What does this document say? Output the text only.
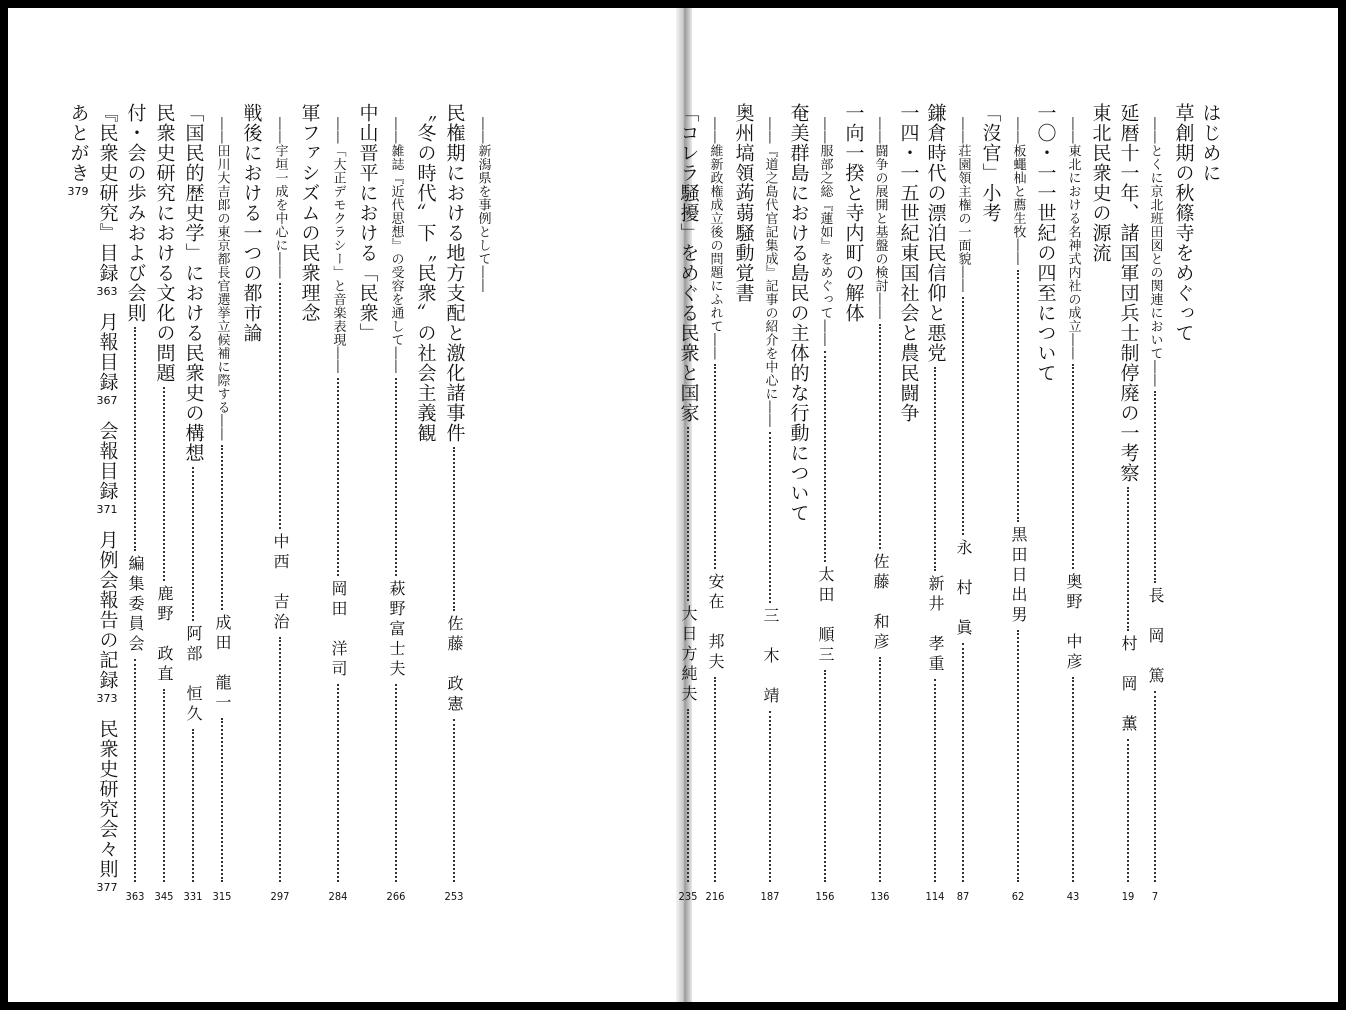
はじめに
草創期の秋篠寺をめぐって
――とくに京北班田図との関連において――
長　岡　篤
7
延暦十一年、諸国軍団兵士制停廃の一考察
村　岡　薫
19
東北民衆史の源流
――東北における名神式内社の成立――
奥野　中彦
43
一〇・一一世紀の四至について
――板蠅杣と薦生牧――
黒田日出男
62
「沒官」小考
――荘園領主権の一面貌――
永　村　眞
87
鎌倉時代の漂泊民信仰と悪党
新井　孝重
114
一四・一五世紀東国社会と農民闘争
――闘争の展開と基盤の検討――
佐藤　和彦
136
一向一揆と寺内町の解体
――服部之総『蓮如』をめぐって――
太田　順三
156
奄美群島における島民の主体的な行動について
――『道之島代官記集成』記事の紹介を中心に――
三　木　靖
187
奥州塙領蒟蒻騒動覚書
――維新政権成立後の問題にふれて――
安在　邦夫
216
「コレラ騒擾」をめぐる民衆と国家
大日方純夫
235
――新潟県を事例として――
民権期における地方支配と激化諸事件
佐藤　政憲
253
〝冬の時代〟下〝民衆〟の社会主義観
――雑誌『近代思想』の受容を通して――
萩野富士夫
266
中山晋平における「民衆」
――「大正デモクラシー」と音楽表現――
岡田　洋司
284
軍ファシズムの民衆理念
――宇垣一成を中心に――
中西　吉治
297
戦後における一つの都市論
――田川大吉郎の東京都長官選挙立候補に際する――
成田　龍一
315
「国民的歴史学」における民衆史の構想
阿部　恒久
331
民衆史研究における文化の問題
鹿野　政直
345
付・会の歩みおよび会則
編集委員会
363
『民衆史研究』目録
363
月報目録
367
会報目録
371
月例会報告の記録
373
民衆史研究会々則
377
あとがき
379
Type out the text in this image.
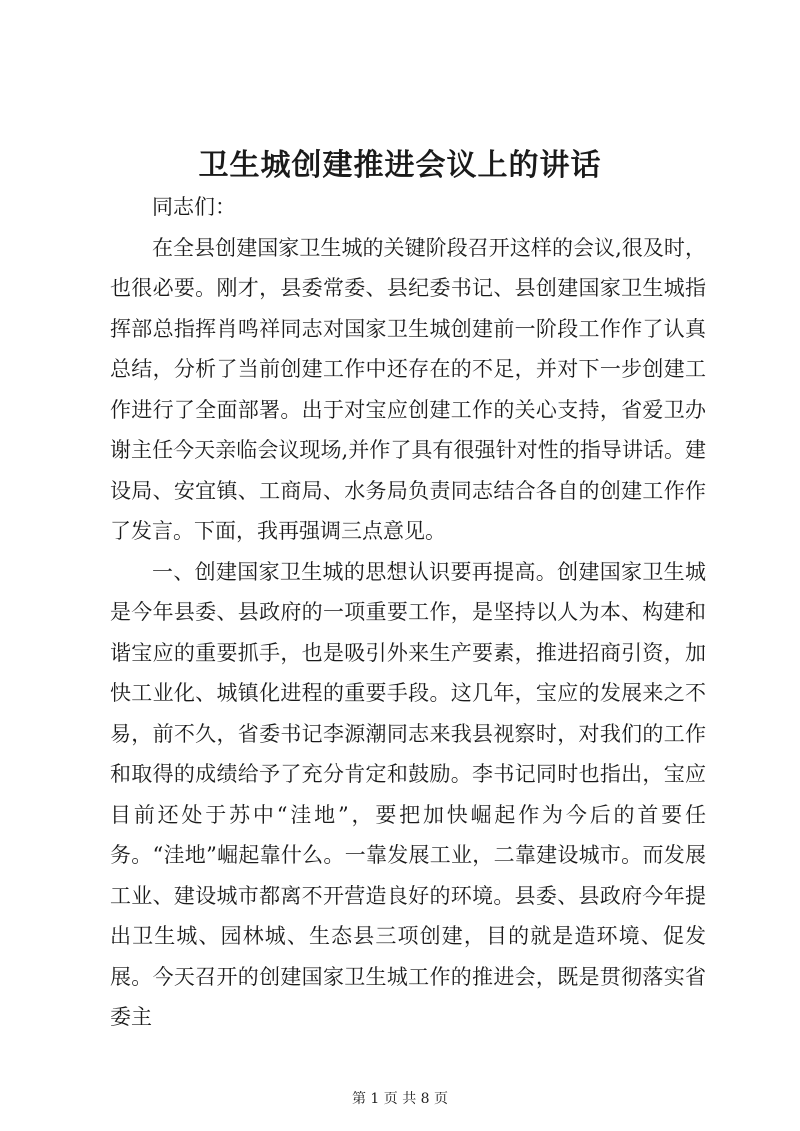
卫生城创建推进会议上的讲话

同志们：

在全县创建国家卫生城的关键阶段召开这样的会议,很及时，也很必要。刚才，县委常委、县纪委书记、县创建国家卫生城指挥部总指挥肖鸣祥同志对国家卫生城创建前一阶段工作作了认真总结，分析了当前创建工作中还存在的不足，并对下一步创建工作进行了全面部署。出于对宝应创建工作的关心支持，省爱卫办谢主任今天亲临会议现场,并作了具有很强针对性的指导讲话。建设局、安宜镇、工商局、水务局负责同志结合各自的创建工作作了发言。下面，我再强调三点意见。

一、创建国家卫生城的思想认识要再提高。创建国家卫生城是今年县委、县政府的一项重要工作，是坚持以人为本、构建和谐宝应的重要抓手，也是吸引外来生产要素，推进招商引资，加快工业化、城镇化进程的重要手段。这几年，宝应的发展来之不易，前不久，省委书记李源潮同志来我县视察时，对我们的工作和取得的成绩给予了充分肯定和鼓励。李书记同时也指出，宝应目前还处于苏中“洼地”，要把加快崛起作为今后的首要任务。“洼地”崛起靠什么。一靠发展工业，二靠建设城市。而发展工业、建设城市都离不开营造良好的环境。县委、县政府今年提出卫生城、园林城、生态县三项创建，目的就是造环境、促发展。今天召开的创建国家卫生城工作的推进会，既是贯彻落实省委主

第 1 页 共 8 页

☆ ☆ ☆ ☆

● TASK TO COMPLETE
The records above are to be quoted exactly, with all pictures left out.

● ANSWER TO THIS PROBLEM
What does this document say? Output the text only.
はじめに
草創期の秋篠寺をめぐって
――とくに京北班田図との関連において――
長　岡　篤
7
延暦十一年、諸国軍団兵士制停廃の一考察
村　岡　薫
19
東北民衆史の源流
――東北における名神式内社の成立――
奥野　中彦
43
一〇・一一世紀の四至について
――板蠅杣と薦生牧――
黒田日出男
62
「沒官」小考
――荘園領主権の一面貌――
永　村　眞
87
鎌倉時代の漂泊民信仰と悪党
新井　孝重
114
一四・一五世紀東国社会と農民闘争
――闘争の展開と基盤の検討――
佐藤　和彦
136
一向一揆と寺内町の解体
――服部之総『蓮如』をめぐって――
太田　順三
156
奄美群島における島民の主体的な行動について
――『道之島代官記集成』記事の紹介を中心に――
三　木　靖
187
奥州塙領蒟蒻騒動覚書
――維新政権成立後の問題にふれて――
安在　邦夫
216
「コレラ騒擾」をめぐる民衆と国家
大日方純夫
235
――新潟県を事例として――
民権期における地方支配と激化諸事件
佐藤　政憲
253
〝冬の時代〟下〝民衆〟の社会主義観
――雑誌『近代思想』の受容を通して――
萩野富士夫
266
中山晋平における「民衆」
――「大正デモクラシー」と音楽表現――
岡田　洋司
284
軍ファシズムの民衆理念
――宇垣一成を中心に――
中西　吉治
297
戦後における一つの都市論
――田川大吉郎の東京都長官選挙立候補に際する――
成田　龍一
315
「国民的歴史学」における民衆史の構想
阿部　恒久
331
民衆史研究における文化の問題
鹿野　政直
345
付・会の歩みおよび会則
編集委員会
363
『民衆史研究』目録
363
月報目録
367
会報目録
371
月例会報告の記録
373
民衆史研究会々則
377
あとがき
379
Type out the text in this image.
卫生城创建推进会议上的讲话

同志们：

在全县创建国家卫生城的关键阶段召开这样的会议,很及时，也很必要。刚才，县委常委、县纪委书记、县创建国家卫生城指挥部总指挥肖鸣祥同志对国家卫生城创建前一阶段工作作了认真总结，分析了当前创建工作中还存在的不足，并对下一步创建工作进行了全面部署。出于对宝应创建工作的关心支持，省爱卫办谢主任今天亲临会议现场,并作了具有很强针对性的指导讲话。建设局、安宜镇、工商局、水务局负责同志结合各自的创建工作作了发言。下面，我再强调三点意见。

一、创建国家卫生城的思想认识要再提高。创建国家卫生城是今年县委、县政府的一项重要工作，是坚持以人为本、构建和谐宝应的重要抓手，也是吸引外来生产要素，推进招商引资，加快工业化、城镇化进程的重要手段。这几年，宝应的发展来之不易，前不久，省委书记李源潮同志来我县视察时，对我们的工作和取得的成绩给予了充分肯定和鼓励。李书记同时也指出，宝应目前还处于苏中“洼地”，要把加快崛起作为今后的首要任务。“洼地”崛起靠什么。一靠发展工业，二靠建设城市。而发展工业、建设城市都离不开营造良好的环境。县委、县政府今年提出卫生城、园林城、生态县三项创建，目的就是造环境、促发展。今天召开的创建国家卫生城工作的推进会，既是贯彻落实省委主

第 1 页 共 8 页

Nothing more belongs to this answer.